### Figure record extracts
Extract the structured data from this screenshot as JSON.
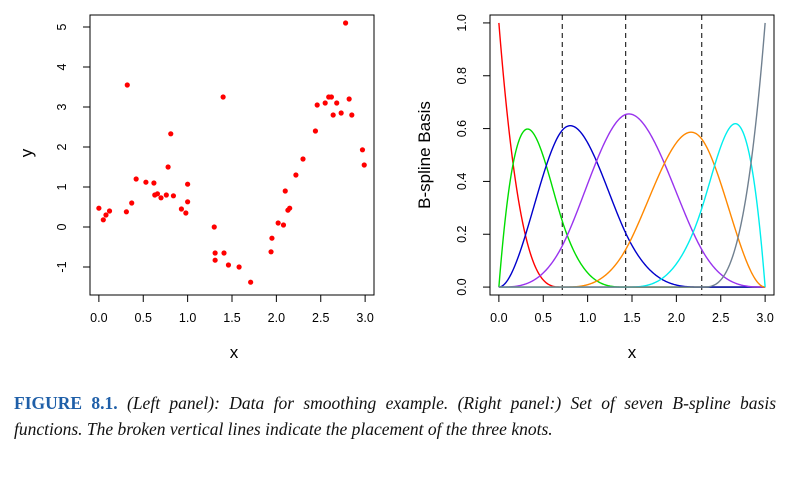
{
  "caption": {
    "label": "FIGURE 8.1.",
    "text": "(Left panel): Data for smoothing example. (Right panel:) Set of seven B-spline basis functions. The broken vertical lines indicate the placement of the three knots."
  },
  "chart_data": [
    {
      "type": "scatter",
      "xlabel": "x",
      "ylabel": "y",
      "xlim": [
        -0.1,
        3.1
      ],
      "ylim": [
        -1.7,
        5.3
      ],
      "xticks": [
        "0.0",
        "0.5",
        "1.0",
        "1.5",
        "2.0",
        "2.5",
        "3.0"
      ],
      "yticks": [
        "-1",
        "0",
        "1",
        "2",
        "3",
        "4",
        "5"
      ],
      "point_color": "#ff0000",
      "points": [
        [
          0.0,
          0.47
        ],
        [
          0.05,
          0.18
        ],
        [
          0.08,
          0.3
        ],
        [
          0.12,
          0.4
        ],
        [
          0.31,
          0.38
        ],
        [
          0.32,
          3.55
        ],
        [
          0.37,
          0.6
        ],
        [
          0.42,
          1.2
        ],
        [
          0.53,
          1.12
        ],
        [
          0.62,
          1.1
        ],
        [
          0.63,
          0.8
        ],
        [
          0.66,
          0.83
        ],
        [
          0.7,
          0.73
        ],
        [
          0.76,
          0.8
        ],
        [
          0.78,
          1.5
        ],
        [
          0.81,
          2.33
        ],
        [
          0.84,
          0.78
        ],
        [
          0.93,
          0.45
        ],
        [
          0.98,
          0.35
        ],
        [
          1.0,
          1.07
        ],
        [
          1.0,
          0.63
        ],
        [
          1.3,
          0.0
        ],
        [
          1.31,
          -0.65
        ],
        [
          1.31,
          -0.83
        ],
        [
          1.4,
          3.25
        ],
        [
          1.41,
          -0.65
        ],
        [
          1.46,
          -0.95
        ],
        [
          1.58,
          -1.0
        ],
        [
          1.71,
          -1.38
        ],
        [
          1.94,
          -0.62
        ],
        [
          1.95,
          -0.28
        ],
        [
          2.02,
          0.1
        ],
        [
          2.08,
          0.05
        ],
        [
          2.1,
          0.9
        ],
        [
          2.13,
          0.42
        ],
        [
          2.15,
          0.47
        ],
        [
          2.22,
          1.3
        ],
        [
          2.3,
          1.7
        ],
        [
          2.44,
          2.4
        ],
        [
          2.46,
          3.05
        ],
        [
          2.55,
          3.1
        ],
        [
          2.59,
          3.25
        ],
        [
          2.62,
          3.25
        ],
        [
          2.64,
          2.8
        ],
        [
          2.68,
          3.1
        ],
        [
          2.73,
          2.85
        ],
        [
          2.78,
          5.1
        ],
        [
          2.82,
          3.2
        ],
        [
          2.85,
          2.8
        ],
        [
          2.97,
          1.93
        ],
        [
          2.99,
          1.55
        ]
      ]
    },
    {
      "type": "line",
      "xlabel": "x",
      "ylabel": "B-spline Basis",
      "xlim": [
        -0.1,
        3.1
      ],
      "ylim": [
        -0.03,
        1.03
      ],
      "xticks": [
        "0.0",
        "0.5",
        "1.0",
        "1.5",
        "2.0",
        "2.5",
        "3.0"
      ],
      "yticks": [
        "0.0",
        "0.2",
        "0.4",
        "0.6",
        "0.8",
        "1.0"
      ],
      "knots": [
        0.714,
        1.429,
        2.286
      ],
      "degree": 3,
      "boundary": [
        0.0,
        3.0
      ],
      "series_colors": [
        "#ff0000",
        "#00dd00",
        "#0000cc",
        "#9933ee",
        "#ff8800",
        "#00eeee",
        "#708090"
      ]
    }
  ]
}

### What to do
Go through the entries above and print each one exactly, minus the pictures.

### Task answer
Extract the structured data from this screenshot as JSON.
{
  "caption": {
    "label": "FIGURE 8.1.",
    "text": "(Left panel): Data for smoothing example. (Right panel:) Set of seven B-spline basis functions. The broken vertical lines indicate the placement of the three knots."
  },
  "chart_data": [
    {
      "type": "scatter",
      "xlabel": "x",
      "ylabel": "y",
      "xlim": [
        -0.1,
        3.1
      ],
      "ylim": [
        -1.7,
        5.3
      ],
      "xticks": [
        "0.0",
        "0.5",
        "1.0",
        "1.5",
        "2.0",
        "2.5",
        "3.0"
      ],
      "yticks": [
        "-1",
        "0",
        "1",
        "2",
        "3",
        "4",
        "5"
      ],
      "point_color": "#ff0000",
      "points": [
        [
          0.0,
          0.47
        ],
        [
          0.05,
          0.18
        ],
        [
          0.08,
          0.3
        ],
        [
          0.12,
          0.4
        ],
        [
          0.31,
          0.38
        ],
        [
          0.32,
          3.55
        ],
        [
          0.37,
          0.6
        ],
        [
          0.42,
          1.2
        ],
        [
          0.53,
          1.12
        ],
        [
          0.62,
          1.1
        ],
        [
          0.63,
          0.8
        ],
        [
          0.66,
          0.83
        ],
        [
          0.7,
          0.73
        ],
        [
          0.76,
          0.8
        ],
        [
          0.78,
          1.5
        ],
        [
          0.81,
          2.33
        ],
        [
          0.84,
          0.78
        ],
        [
          0.93,
          0.45
        ],
        [
          0.98,
          0.35
        ],
        [
          1.0,
          1.07
        ],
        [
          1.0,
          0.63
        ],
        [
          1.3,
          0.0
        ],
        [
          1.31,
          -0.65
        ],
        [
          1.31,
          -0.83
        ],
        [
          1.4,
          3.25
        ],
        [
          1.41,
          -0.65
        ],
        [
          1.46,
          -0.95
        ],
        [
          1.58,
          -1.0
        ],
        [
          1.71,
          -1.38
        ],
        [
          1.94,
          -0.62
        ],
        [
          1.95,
          -0.28
        ],
        [
          2.02,
          0.1
        ],
        [
          2.08,
          0.05
        ],
        [
          2.1,
          0.9
        ],
        [
          2.13,
          0.42
        ],
        [
          2.15,
          0.47
        ],
        [
          2.22,
          1.3
        ],
        [
          2.3,
          1.7
        ],
        [
          2.44,
          2.4
        ],
        [
          2.46,
          3.05
        ],
        [
          2.55,
          3.1
        ],
        [
          2.59,
          3.25
        ],
        [
          2.62,
          3.25
        ],
        [
          2.64,
          2.8
        ],
        [
          2.68,
          3.1
        ],
        [
          2.73,
          2.85
        ],
        [
          2.78,
          5.1
        ],
        [
          2.82,
          3.2
        ],
        [
          2.85,
          2.8
        ],
        [
          2.97,
          1.93
        ],
        [
          2.99,
          1.55
        ]
      ]
    },
    {
      "type": "line",
      "xlabel": "x",
      "ylabel": "B-spline Basis",
      "xlim": [
        -0.1,
        3.1
      ],
      "ylim": [
        -0.03,
        1.03
      ],
      "xticks": [
        "0.0",
        "0.5",
        "1.0",
        "1.5",
        "2.0",
        "2.5",
        "3.0"
      ],
      "yticks": [
        "0.0",
        "0.2",
        "0.4",
        "0.6",
        "0.8",
        "1.0"
      ],
      "knots": [
        0.714,
        1.429,
        2.286
      ],
      "degree": 3,
      "boundary": [
        0.0,
        3.0
      ],
      "series_colors": [
        "#ff0000",
        "#00dd00",
        "#0000cc",
        "#9933ee",
        "#ff8800",
        "#00eeee",
        "#708090"
      ]
    }
  ]
}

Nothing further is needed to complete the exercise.